Grenzüberschreitender Umsatzsteuerbetrug und jüngste Änderungen im Finanzstrafrecht.


Umsatzsteuerbetrug soll künftig nach EU-weit einheitlichen Regeln verstärkt bekämpft werden. Diesem Ziel entsprechend wurde im Rahmen des am 22. Juli 2019 im Bundesgesetzblatt veröffentlichten EU-Finanzanpassungsgesetz 2019 (EU-FinAnpG 2019) ein neuer finanzstrafrechtlicher Tatbestand geschaffen. Darüber hinaus kommt es vor allem zu Strafverschärfungen bei den schon bisher im Finanzstrafgesetz (FinStrG) verankerten Delikten.

Grenzüberschreitender Steuerbetrug Problem der EU

Die Richtlinie 2017/1371 vom 5. Juli 2017 über die strafrechtliche Bekämpfung von gegen die finanziellen Interessen der Union gerichtetem Betrug (sogenannte "PIF Richtlinie") enthält Mindestvorschriften für die Definition von Straftatbeständen und Strafen zur Bekämpfung von Betrug zum Nachteil der finanziellen Interessen der EU.

● AUFGABE 1
Stelle die Zeilen der Datensätze von der Zeile mit "node-label-line: 多元性 xyxy=(634,311,712,344)" bis zur Zeile mit "node-label-line: 过程 xyxy=(574,529,652,562)" als Markdown-Tabelle mit den Spalten „Nr.“ und „Zeile“ dar. Leerzeilen werden dabei weggelassen.

● VORLIEGENDE DATENSÄTZE
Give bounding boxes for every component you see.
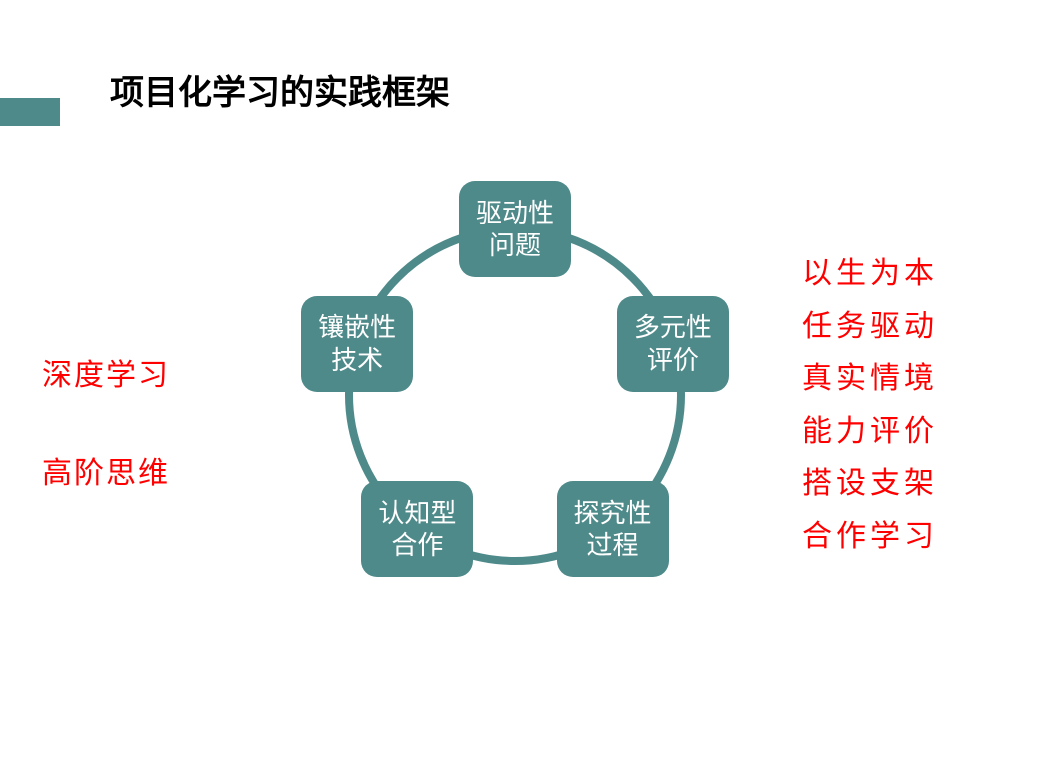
node-label-line: 多元性 xyxy=(634,311,712,344)
left-label-1: 深度学习 xyxy=(42,350,170,394)
right-labels: 以生为本 任务驱动 真实情境 能力评价 搭设支架 合作学习 xyxy=(802,248,938,563)
node-label-line: 探究性 xyxy=(574,497,652,530)
node-label-line: 技术 xyxy=(318,344,396,377)
cycle-node: 驱动性问题 xyxy=(459,181,571,277)
right-label-item: 以生为本 xyxy=(802,248,938,301)
right-label-item: 合作学习 xyxy=(802,511,938,564)
node-label-line: 过程 xyxy=(574,529,652,562)
left-label-2: 高阶思维 xyxy=(42,448,170,492)
cycle-diagram: 驱动性问题多元性评价探究性过程认知型合作镶嵌性技术 xyxy=(260,140,770,630)
node-label-line: 合作 xyxy=(378,529,456,562)
node-label-line: 驱动性 xyxy=(476,197,554,230)
cycle-node: 多元性评价 xyxy=(617,296,729,392)
page-title: 项目化学习的实践框架 xyxy=(110,65,450,114)
right-label-item: 能力评价 xyxy=(802,406,938,459)
right-label-item: 真实情境 xyxy=(802,353,938,406)
cycle-node: 探究性过程 xyxy=(557,481,669,577)
node-label-line: 问题 xyxy=(476,229,554,262)
right-label-item: 任务驱动 xyxy=(802,301,938,354)
node-label-line: 镶嵌性 xyxy=(318,311,396,344)
cycle-node: 镶嵌性技术 xyxy=(301,296,413,392)
right-label-item: 搭设支架 xyxy=(802,458,938,511)
cycle-node: 认知型合作 xyxy=(361,481,473,577)
accent-bar xyxy=(0,98,60,126)
node-label-line: 评价 xyxy=(634,344,712,377)
node-label-line: 认知型 xyxy=(378,497,456,530)
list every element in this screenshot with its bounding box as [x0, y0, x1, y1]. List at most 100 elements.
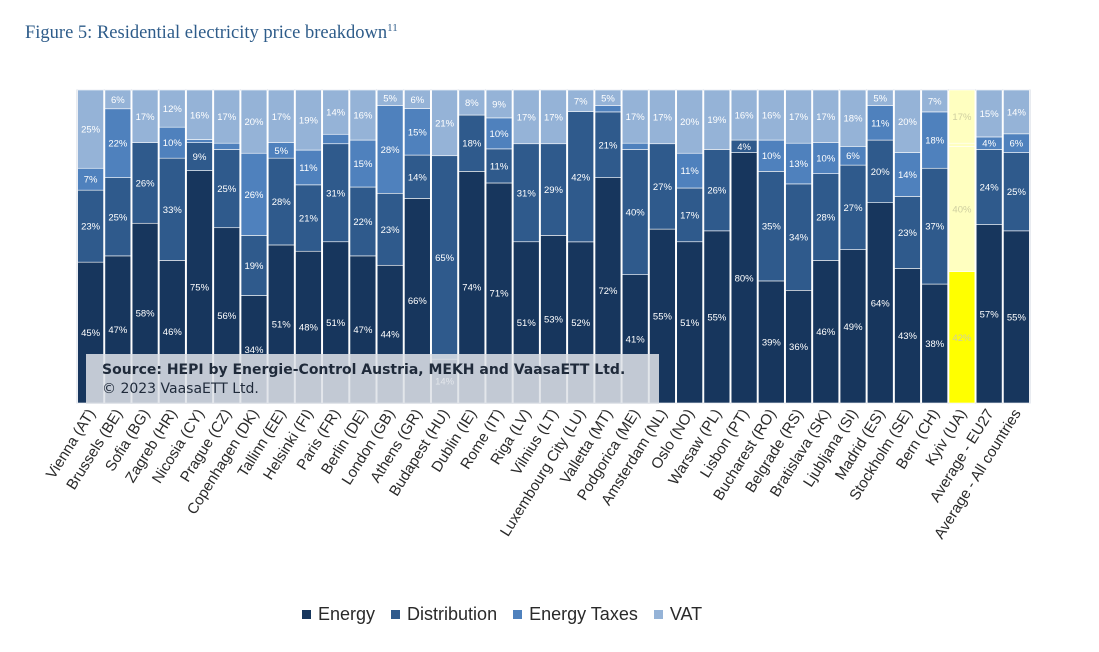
data-label: 23%	[898, 228, 918, 239]
data-label: 8%	[465, 98, 479, 109]
bar-segment-vat	[621, 89, 649, 144]
bar-segment-vat	[458, 89, 486, 116]
bar-segment-distribution	[404, 154, 431, 199]
data-label: 7%	[928, 96, 942, 107]
data-label: 6%	[846, 151, 860, 162]
data-label: 21%	[299, 214, 319, 225]
bar-segment-energy	[948, 271, 976, 404]
bar-segment-energy-taxes	[758, 139, 785, 172]
bar-segment-energy-taxes	[921, 111, 948, 169]
data-label: 12%	[163, 104, 183, 115]
data-label: 25%	[108, 212, 128, 223]
bar-segment-energy-taxes	[295, 149, 322, 186]
bar-segment-distribution	[867, 139, 894, 203]
data-label: 5%	[601, 93, 615, 104]
data-label: 17%	[136, 112, 156, 123]
data-label: 16%	[735, 111, 755, 122]
legend-item-energy: Energy	[302, 604, 375, 625]
data-label: 55%	[707, 312, 727, 323]
legend-label: Energy	[318, 603, 376, 624]
data-label: 47%	[353, 325, 373, 336]
data-label: 51%	[517, 318, 537, 329]
bar-segment-vat	[867, 89, 894, 106]
chart-legend: Energy Distribution Energy Taxes VAT	[302, 602, 718, 626]
data-label: 20%	[680, 117, 700, 128]
bar-segment-vat	[948, 89, 976, 144]
data-label: 11%	[680, 166, 699, 177]
data-label: 15%	[980, 109, 1000, 120]
data-label: 10%	[816, 154, 836, 165]
legend-label: Energy Taxes	[529, 603, 638, 624]
data-label: 40%	[952, 204, 972, 215]
bar-segment-distribution	[186, 142, 213, 171]
data-label: 39%	[762, 337, 782, 348]
data-label: 23%	[381, 225, 401, 236]
data-label: 9%	[193, 152, 207, 163]
bar-segment-distribution	[676, 187, 703, 243]
data-label: 17%	[272, 112, 292, 123]
bar-segment-distribution	[948, 146, 976, 272]
data-label: 34%	[244, 345, 264, 356]
data-label: 58%	[136, 309, 156, 320]
data-label: 18%	[925, 136, 945, 147]
data-label: 16%	[762, 111, 782, 122]
data-label: 25%	[1007, 187, 1027, 198]
bar-segment-vat	[975, 89, 1003, 138]
data-label: 31%	[326, 188, 346, 199]
data-label: 33%	[163, 205, 183, 216]
data-label: 53%	[544, 315, 564, 326]
data-label: 5%	[274, 146, 288, 157]
data-label: 80%	[735, 273, 755, 284]
bar-segment-vat	[513, 89, 540, 145]
bar-segment-distribution	[131, 142, 159, 224]
bar-segment-distribution	[621, 149, 649, 275]
bar-segment-vat	[703, 89, 731, 150]
legend-item-distribution: Distribution	[391, 604, 497, 625]
data-label: 17%	[217, 112, 237, 123]
bar-segment-vat	[921, 89, 948, 113]
data-label: 26%	[707, 186, 727, 197]
data-label: 27%	[653, 182, 673, 193]
data-label: 17%	[653, 112, 673, 123]
bar-segment-distribution	[1003, 152, 1030, 232]
bar-segment-vat	[1003, 89, 1030, 135]
data-label: 55%	[1007, 312, 1027, 323]
bar-segment-energy-taxes	[404, 108, 431, 156]
bar-segment-vat	[730, 89, 758, 141]
bar-segment-distribution	[513, 143, 540, 243]
bar-segment-distribution	[485, 148, 513, 184]
data-label: 51%	[680, 318, 700, 329]
bar-segment-energy-taxes	[785, 142, 812, 185]
data-label: 34%	[789, 233, 809, 244]
data-label: 7%	[84, 175, 98, 186]
bar-segment-vat	[349, 89, 377, 141]
bar-segment-distribution	[458, 114, 486, 172]
data-label: 4%	[982, 139, 996, 150]
data-label: 64%	[871, 298, 891, 309]
data-label: 26%	[244, 190, 264, 201]
bar-segment-energy	[758, 280, 785, 404]
data-label: 11%	[871, 118, 890, 129]
data-label: 15%	[408, 127, 428, 138]
data-label: 21%	[435, 118, 455, 129]
data-label: 42%	[571, 172, 591, 183]
data-label: 17%	[626, 112, 646, 123]
data-label: 14%	[898, 170, 918, 181]
bar-segment-energy-taxes	[376, 105, 404, 194]
bar-segment-energy-taxes	[894, 152, 921, 197]
bar-segment-distribution	[159, 157, 186, 261]
bar-segment-vat	[839, 89, 867, 147]
bar-segment-vat	[131, 89, 159, 143]
legend-swatch	[653, 609, 663, 619]
data-label: 16%	[353, 111, 373, 122]
data-label: 17%	[816, 112, 836, 123]
data-label: 20%	[898, 117, 918, 128]
data-label: 17%	[952, 112, 972, 123]
data-label: 42%	[952, 333, 972, 344]
data-label: 10%	[163, 138, 183, 149]
data-label: 9%	[492, 99, 506, 110]
data-label: 46%	[816, 327, 836, 338]
data-label: 27%	[844, 203, 864, 214]
bar-segment-distribution	[594, 111, 622, 178]
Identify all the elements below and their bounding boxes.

● AUFGABE 2
Setze den Textauszug über grenzüberschreitenden Umsatzsteuerbetrug nach seinem letzten Satz fort.

● ANTWORT 1
| Nr. | Zeile |
|---|---|
| 1 | node-label-line: 多元性 xyxy=(634,311,712,344) |
| 2 | left-label-1: 深度学习 xyxy=(42,350,170,394) |
| 3 | right-labels: 以生为本 任务驱动 真实情境 能力评价 搭设支架 合作学习 xyxy=(802,248,938,563) |
| 4 | node-label-line: 探究性 xyxy=(574,497,652,530) |
| 5 | node-label-line: 技术 xyxy=(318,344,396,377) |
| 6 | cycle-node: 驱动性问题 xyxy=(459,181,571,277) |
| 7 | right-label-item: 以生为本 xyxy=(802,248,938,301) |
| 8 | right-label-item: 合作学习 xyxy=(802,511,938,564) |
| 9 | node-label-line: 过程 xyxy=(574,529,652,562) |

● ANTWORT 2
In Bezug auf Umsatzsteuer-Einnahmen wurde dabei zwischen den Mitgliedstaaten die Einigung erzielt, dass die Richtlinie nur bei schwerwiegenden Verstößen gegen das gemeinsame Mehrwertsteuersystem Anwendung finden soll, zumal die Umsatzsteuer primär eine nationale Abgabe darstellt. Wie den Gesetzesmaterialien zum EU-FinAnpG 2019 zu entnehmen ist, liegt die Differenz zwischen erwarteter und tatsächlich eingehobener Umsatzsteuer EU-weit jährlich bei rund EUR 150 Milliarden. Es wird vermutet, dass ein erheblicher Anteil dieses Fehlbetrages auf strafrechtlich relevante Konstruktionen, wie etwa Umsatzsteuerkarusselle, zurückzuführen ist.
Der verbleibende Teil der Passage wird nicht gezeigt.